## Start Listing

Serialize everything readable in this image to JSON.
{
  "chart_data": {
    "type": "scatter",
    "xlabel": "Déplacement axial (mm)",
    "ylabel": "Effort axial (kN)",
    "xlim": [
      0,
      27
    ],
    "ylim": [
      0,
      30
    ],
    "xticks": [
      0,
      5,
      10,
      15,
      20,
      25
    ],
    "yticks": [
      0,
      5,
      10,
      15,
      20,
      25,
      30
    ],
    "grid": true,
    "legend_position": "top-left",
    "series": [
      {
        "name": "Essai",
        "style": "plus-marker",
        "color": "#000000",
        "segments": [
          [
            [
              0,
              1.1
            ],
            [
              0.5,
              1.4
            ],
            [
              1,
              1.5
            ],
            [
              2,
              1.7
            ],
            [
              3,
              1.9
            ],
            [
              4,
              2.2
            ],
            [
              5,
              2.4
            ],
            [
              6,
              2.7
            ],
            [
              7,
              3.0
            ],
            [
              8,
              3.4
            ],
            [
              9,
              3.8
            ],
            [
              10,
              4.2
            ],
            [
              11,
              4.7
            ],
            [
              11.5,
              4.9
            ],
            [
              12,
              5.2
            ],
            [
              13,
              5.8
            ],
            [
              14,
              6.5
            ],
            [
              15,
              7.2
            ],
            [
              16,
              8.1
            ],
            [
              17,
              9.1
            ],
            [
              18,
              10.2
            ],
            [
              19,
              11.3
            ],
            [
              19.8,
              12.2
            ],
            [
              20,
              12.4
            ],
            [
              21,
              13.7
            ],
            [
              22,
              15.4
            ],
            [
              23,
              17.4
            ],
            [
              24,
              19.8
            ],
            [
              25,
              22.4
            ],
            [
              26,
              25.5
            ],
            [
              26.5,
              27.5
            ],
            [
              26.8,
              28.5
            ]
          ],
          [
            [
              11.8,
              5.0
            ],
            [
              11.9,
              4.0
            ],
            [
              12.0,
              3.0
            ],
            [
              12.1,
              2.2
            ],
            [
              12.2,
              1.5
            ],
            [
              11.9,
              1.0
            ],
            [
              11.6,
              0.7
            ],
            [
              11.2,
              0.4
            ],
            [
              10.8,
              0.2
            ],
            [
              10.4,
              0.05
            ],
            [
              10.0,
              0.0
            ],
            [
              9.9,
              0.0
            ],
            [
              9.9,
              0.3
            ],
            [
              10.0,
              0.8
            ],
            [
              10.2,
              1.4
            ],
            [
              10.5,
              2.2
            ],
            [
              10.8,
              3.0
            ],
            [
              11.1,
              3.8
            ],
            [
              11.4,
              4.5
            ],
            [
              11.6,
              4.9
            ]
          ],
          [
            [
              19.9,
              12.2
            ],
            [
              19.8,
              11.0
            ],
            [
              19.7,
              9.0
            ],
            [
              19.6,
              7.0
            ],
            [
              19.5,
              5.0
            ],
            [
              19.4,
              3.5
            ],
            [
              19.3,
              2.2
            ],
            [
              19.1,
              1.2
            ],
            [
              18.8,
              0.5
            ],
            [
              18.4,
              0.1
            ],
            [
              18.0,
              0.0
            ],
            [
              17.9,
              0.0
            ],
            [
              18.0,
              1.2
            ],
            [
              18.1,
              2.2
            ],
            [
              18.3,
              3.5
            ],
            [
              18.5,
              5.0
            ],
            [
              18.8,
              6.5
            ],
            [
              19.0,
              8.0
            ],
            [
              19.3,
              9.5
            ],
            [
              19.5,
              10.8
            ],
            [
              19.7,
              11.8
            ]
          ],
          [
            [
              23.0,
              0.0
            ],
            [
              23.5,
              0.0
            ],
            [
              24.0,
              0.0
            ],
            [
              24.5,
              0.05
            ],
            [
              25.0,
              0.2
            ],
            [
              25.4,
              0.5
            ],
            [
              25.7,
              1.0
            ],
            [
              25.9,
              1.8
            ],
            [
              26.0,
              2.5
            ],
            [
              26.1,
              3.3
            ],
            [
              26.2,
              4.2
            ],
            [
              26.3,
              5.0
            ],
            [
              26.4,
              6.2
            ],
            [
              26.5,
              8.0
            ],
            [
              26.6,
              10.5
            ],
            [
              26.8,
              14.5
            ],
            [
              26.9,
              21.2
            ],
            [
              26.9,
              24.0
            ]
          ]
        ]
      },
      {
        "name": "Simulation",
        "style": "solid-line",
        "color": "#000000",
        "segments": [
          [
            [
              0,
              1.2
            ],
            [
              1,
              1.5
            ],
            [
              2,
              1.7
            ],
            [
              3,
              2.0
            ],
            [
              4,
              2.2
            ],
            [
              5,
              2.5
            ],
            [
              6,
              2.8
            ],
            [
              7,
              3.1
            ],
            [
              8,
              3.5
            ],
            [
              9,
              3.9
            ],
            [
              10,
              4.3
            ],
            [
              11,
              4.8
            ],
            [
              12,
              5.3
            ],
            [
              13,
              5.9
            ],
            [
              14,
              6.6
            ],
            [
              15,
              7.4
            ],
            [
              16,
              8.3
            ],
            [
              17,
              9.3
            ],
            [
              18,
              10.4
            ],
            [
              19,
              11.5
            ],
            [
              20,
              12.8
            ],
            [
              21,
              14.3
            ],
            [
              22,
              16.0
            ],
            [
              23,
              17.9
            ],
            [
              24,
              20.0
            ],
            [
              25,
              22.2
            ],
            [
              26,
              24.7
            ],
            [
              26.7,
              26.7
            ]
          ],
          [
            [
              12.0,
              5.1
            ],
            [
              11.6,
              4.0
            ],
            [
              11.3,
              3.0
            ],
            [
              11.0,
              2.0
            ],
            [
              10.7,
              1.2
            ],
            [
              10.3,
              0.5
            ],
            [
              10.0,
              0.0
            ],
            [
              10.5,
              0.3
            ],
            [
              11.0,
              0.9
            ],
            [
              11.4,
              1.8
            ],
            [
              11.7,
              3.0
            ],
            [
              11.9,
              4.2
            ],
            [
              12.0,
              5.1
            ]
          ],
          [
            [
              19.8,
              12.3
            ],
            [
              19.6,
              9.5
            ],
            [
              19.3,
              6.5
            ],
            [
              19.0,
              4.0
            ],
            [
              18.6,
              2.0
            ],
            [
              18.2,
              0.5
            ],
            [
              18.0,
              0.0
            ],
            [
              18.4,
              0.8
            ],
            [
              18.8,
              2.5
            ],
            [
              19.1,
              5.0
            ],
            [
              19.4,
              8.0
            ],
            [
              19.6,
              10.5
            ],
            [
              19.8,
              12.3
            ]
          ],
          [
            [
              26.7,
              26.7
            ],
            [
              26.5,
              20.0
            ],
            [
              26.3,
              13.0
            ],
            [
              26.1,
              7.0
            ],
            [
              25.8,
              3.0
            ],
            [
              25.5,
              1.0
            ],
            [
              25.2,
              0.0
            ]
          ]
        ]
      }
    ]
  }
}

## End Listing

Given request:
Make a verbatim copy of every entry shown above.

Written response:
Serialize everything readable in this image to JSON.
{
  "chart_data": {
    "type": "scatter",
    "xlabel": "Déplacement axial (mm)",
    "ylabel": "Effort axial (kN)",
    "xlim": [
      0,
      27
    ],
    "ylim": [
      0,
      30
    ],
    "xticks": [
      0,
      5,
      10,
      15,
      20,
      25
    ],
    "yticks": [
      0,
      5,
      10,
      15,
      20,
      25,
      30
    ],
    "grid": true,
    "legend_position": "top-left",
    "series": [
      {
        "name": "Essai",
        "style": "plus-marker",
        "color": "#000000",
        "segments": [
          [
            [
              0,
              1.1
            ],
            [
              0.5,
              1.4
            ],
            [
              1,
              1.5
            ],
            [
              2,
              1.7
            ],
            [
              3,
              1.9
            ],
            [
              4,
              2.2
            ],
            [
              5,
              2.4
            ],
            [
              6,
              2.7
            ],
            [
              7,
              3.0
            ],
            [
              8,
              3.4
            ],
            [
              9,
              3.8
            ],
            [
              10,
              4.2
            ],
            [
              11,
              4.7
            ],
            [
              11.5,
              4.9
            ],
            [
              12,
              5.2
            ],
            [
              13,
              5.8
            ],
            [
              14,
              6.5
            ],
            [
              15,
              7.2
            ],
            [
              16,
              8.1
            ],
            [
              17,
              9.1
            ],
            [
              18,
              10.2
            ],
            [
              19,
              11.3
            ],
            [
              19.8,
              12.2
            ],
            [
              20,
              12.4
            ],
            [
              21,
              13.7
            ],
            [
              22,
              15.4
            ],
            [
              23,
              17.4
            ],
            [
              24,
              19.8
            ],
            [
              25,
              22.4
            ],
            [
              26,
              25.5
            ],
            [
              26.5,
              27.5
            ],
            [
              26.8,
              28.5
            ]
          ],
          [
            [
              11.8,
              5.0
            ],
            [
              11.9,
              4.0
            ],
            [
              12.0,
              3.0
            ],
            [
              12.1,
              2.2
            ],
            [
              12.2,
              1.5
            ],
            [
              11.9,
              1.0
            ],
            [
              11.6,
              0.7
            ],
            [
              11.2,
              0.4
            ],
            [
              10.8,
              0.2
            ],
            [
              10.4,
              0.05
            ],
            [
              10.0,
              0.0
            ],
            [
              9.9,
              0.0
            ],
            [
              9.9,
              0.3
            ],
            [
              10.0,
              0.8
            ],
            [
              10.2,
              1.4
            ],
            [
              10.5,
              2.2
            ],
            [
              10.8,
              3.0
            ],
            [
              11.1,
              3.8
            ],
            [
              11.4,
              4.5
            ],
            [
              11.6,
              4.9
            ]
          ],
          [
            [
              19.9,
              12.2
            ],
            [
              19.8,
              11.0
            ],
            [
              19.7,
              9.0
            ],
            [
              19.6,
              7.0
            ],
            [
              19.5,
              5.0
            ],
            [
              19.4,
              3.5
            ],
            [
              19.3,
              2.2
            ],
            [
              19.1,
              1.2
            ],
            [
              18.8,
              0.5
            ],
            [
              18.4,
              0.1
            ],
            [
              18.0,
              0.0
            ],
            [
              17.9,
              0.0
            ],
            [
              18.0,
              1.2
            ],
            [
              18.1,
              2.2
            ],
            [
              18.3,
              3.5
            ],
            [
              18.5,
              5.0
            ],
            [
              18.8,
              6.5
            ],
            [
              19.0,
              8.0
            ],
            [
              19.3,
              9.5
            ],
            [
              19.5,
              10.8
            ],
            [
              19.7,
              11.8
            ]
          ],
          [
            [
              23.0,
              0.0
            ],
            [
              23.5,
              0.0
            ],
            [
              24.0,
              0.0
            ],
            [
              24.5,
              0.05
            ],
            [
              25.0,
              0.2
            ],
            [
              25.4,
              0.5
            ],
            [
              25.7,
              1.0
            ],
            [
              25.9,
              1.8
            ],
            [
              26.0,
              2.5
            ],
            [
              26.1,
              3.3
            ],
            [
              26.2,
              4.2
            ],
            [
              26.3,
              5.0
            ],
            [
              26.4,
              6.2
            ],
            [
              26.5,
              8.0
            ],
            [
              26.6,
              10.5
            ],
            [
              26.8,
              14.5
            ],
            [
              26.9,
              21.2
            ],
            [
              26.9,
              24.0
            ]
          ]
        ]
      },
      {
        "name": "Simulation",
        "style": "solid-line",
        "color": "#000000",
        "segments": [
          [
            [
              0,
              1.2
            ],
            [
              1,
              1.5
            ],
            [
              2,
              1.7
            ],
            [
              3,
              2.0
            ],
            [
              4,
              2.2
            ],
            [
              5,
              2.5
            ],
            [
              6,
              2.8
            ],
            [
              7,
              3.1
            ],
            [
              8,
              3.5
            ],
            [
              9,
              3.9
            ],
            [
              10,
              4.3
            ],
            [
              11,
              4.8
            ],
            [
              12,
              5.3
            ],
            [
              13,
              5.9
            ],
            [
              14,
              6.6
            ],
            [
              15,
              7.4
            ],
            [
              16,
              8.3
            ],
            [
              17,
              9.3
            ],
            [
              18,
              10.4
            ],
            [
              19,
              11.5
            ],
            [
              20,
              12.8
            ],
            [
              21,
              14.3
            ],
            [
              22,
              16.0
            ],
            [
              23,
              17.9
            ],
            [
              24,
              20.0
            ],
            [
              25,
              22.2
            ],
            [
              26,
              24.7
            ],
            [
              26.7,
              26.7
            ]
          ],
          [
            [
              12.0,
              5.1
            ],
            [
              11.6,
              4.0
            ],
            [
              11.3,
              3.0
            ],
            [
              11.0,
              2.0
            ],
            [
              10.7,
              1.2
            ],
            [
              10.3,
              0.5
            ],
            [
              10.0,
              0.0
            ],
            [
              10.5,
              0.3
            ],
            [
              11.0,
              0.9
            ],
            [
              11.4,
              1.8
            ],
            [
              11.7,
              3.0
            ],
            [
              11.9,
              4.2
            ],
            [
              12.0,
              5.1
            ]
          ],
          [
            [
              19.8,
              12.3
            ],
            [
              19.6,
              9.5
            ],
            [
              19.3,
              6.5
            ],
            [
              19.0,
              4.0
            ],
            [
              18.6,
              2.0
            ],
            [
              18.2,
              0.5
            ],
            [
              18.0,
              0.0
            ],
            [
              18.4,
              0.8
            ],
            [
              18.8,
              2.5
            ],
            [
              19.1,
              5.0
            ],
            [
              19.4,
              8.0
            ],
            [
              19.6,
              10.5
            ],
            [
              19.8,
              12.3
            ]
          ],
          [
            [
              26.7,
              26.7
            ],
            [
              26.5,
              20.0
            ],
            [
              26.3,
              13.0
            ],
            [
              26.1,
              7.0
            ],
            [
              25.8,
              3.0
            ],
            [
              25.5,
              1.0
            ],
            [
              25.2,
              0.0
            ]
          ]
        ]
      }
    ]
  }
}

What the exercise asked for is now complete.